§ **DIRECTIONS FOR THIS TASK**
Restate the entries below exactly. Images are not part of the copy.

[DATA TO PROCESS]

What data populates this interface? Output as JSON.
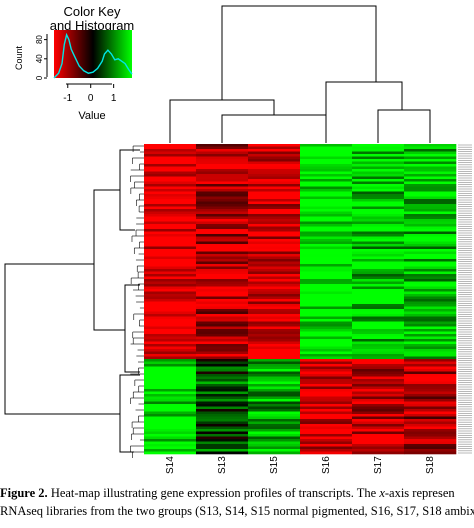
{
  "colors": {
    "red": "#ff0000",
    "black": "#000000",
    "green": "#00ff00",
    "histogram_line": "#00e5e5"
  },
  "caption": {
    "lead": "Figure 2.",
    "line1_a": " Heat-map illustrating gene expression profiles of transcripts. The ",
    "line1_italic": "x",
    "line1_b": "-axis represen",
    "line2": "RNAseq libraries from the two groups (S13, S14, S15 normal pigmented, S16, S17, S18 ambix"
  },
  "chart_data": [
    {
      "type": "heatmap",
      "columns": [
        "S14",
        "S13",
        "S15",
        "S16",
        "S17",
        "S18"
      ],
      "column_dendrogram": "((S14,(S13,S15)),(S16,(S17,S18)))",
      "row_dendrogram": "two main clusters",
      "blocks": [
        {
          "rows": "upper cluster",
          "values": [
            -1.0,
            -0.7,
            -0.9,
            1.0,
            0.8,
            0.8
          ]
        },
        {
          "rows": "lower cluster",
          "values": [
            0.9,
            0.3,
            0.7,
            -0.9,
            -0.8,
            -0.7
          ]
        }
      ],
      "color_scale": {
        "low": "red",
        "mid": "black",
        "high": "green"
      }
    },
    {
      "type": "line",
      "title": "Color Key and Histogram",
      "title_line1": "Color Key",
      "title_line2": "and Histogram",
      "xlabel": "Value",
      "ylabel": "Count",
      "x_ticks": [
        "-1",
        "0",
        "1"
      ],
      "y_ticks": [
        "0",
        "40",
        "80"
      ],
      "x_range": [
        -1.6,
        1.8
      ],
      "y_range": [
        0,
        100
      ],
      "x": [
        -1.6,
        -1.4,
        -1.25,
        -1.15,
        -1.05,
        -0.95,
        -0.85,
        -0.7,
        -0.5,
        -0.3,
        -0.1,
        0.1,
        0.3,
        0.5,
        0.6,
        0.75,
        0.9,
        1.05,
        1.2,
        1.35,
        1.5,
        1.65,
        1.8
      ],
      "y": [
        0,
        10,
        30,
        70,
        90,
        80,
        60,
        45,
        25,
        15,
        10,
        12,
        20,
        35,
        50,
        58,
        50,
        38,
        40,
        35,
        30,
        18,
        8
      ]
    }
  ]
}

[/DATA TO PROCESS]

§ **OUTPUT FOR THIS TASK**
What data populates this interface? Output as JSON.
{
  "colors": {
    "red": "#ff0000",
    "black": "#000000",
    "green": "#00ff00",
    "histogram_line": "#00e5e5"
  },
  "caption": {
    "lead": "Figure 2.",
    "line1_a": " Heat-map illustrating gene expression profiles of transcripts. The ",
    "line1_italic": "x",
    "line1_b": "-axis represen",
    "line2": "RNAseq libraries from the two groups (S13, S14, S15 normal pigmented, S16, S17, S18 ambix"
  },
  "chart_data": [
    {
      "type": "heatmap",
      "columns": [
        "S14",
        "S13",
        "S15",
        "S16",
        "S17",
        "S18"
      ],
      "column_dendrogram": "((S14,(S13,S15)),(S16,(S17,S18)))",
      "row_dendrogram": "two main clusters",
      "blocks": [
        {
          "rows": "upper cluster",
          "values": [
            -1.0,
            -0.7,
            -0.9,
            1.0,
            0.8,
            0.8
          ]
        },
        {
          "rows": "lower cluster",
          "values": [
            0.9,
            0.3,
            0.7,
            -0.9,
            -0.8,
            -0.7
          ]
        }
      ],
      "color_scale": {
        "low": "red",
        "mid": "black",
        "high": "green"
      }
    },
    {
      "type": "line",
      "title": "Color Key and Histogram",
      "title_line1": "Color Key",
      "title_line2": "and Histogram",
      "xlabel": "Value",
      "ylabel": "Count",
      "x_ticks": [
        "-1",
        "0",
        "1"
      ],
      "y_ticks": [
        "0",
        "40",
        "80"
      ],
      "x_range": [
        -1.6,
        1.8
      ],
      "y_range": [
        0,
        100
      ],
      "x": [
        -1.6,
        -1.4,
        -1.25,
        -1.15,
        -1.05,
        -0.95,
        -0.85,
        -0.7,
        -0.5,
        -0.3,
        -0.1,
        0.1,
        0.3,
        0.5,
        0.6,
        0.75,
        0.9,
        1.05,
        1.2,
        1.35,
        1.5,
        1.65,
        1.8
      ],
      "y": [
        0,
        10,
        30,
        70,
        90,
        80,
        60,
        45,
        25,
        15,
        10,
        12,
        20,
        35,
        50,
        58,
        50,
        38,
        40,
        35,
        30,
        18,
        8
      ]
    }
  ]
}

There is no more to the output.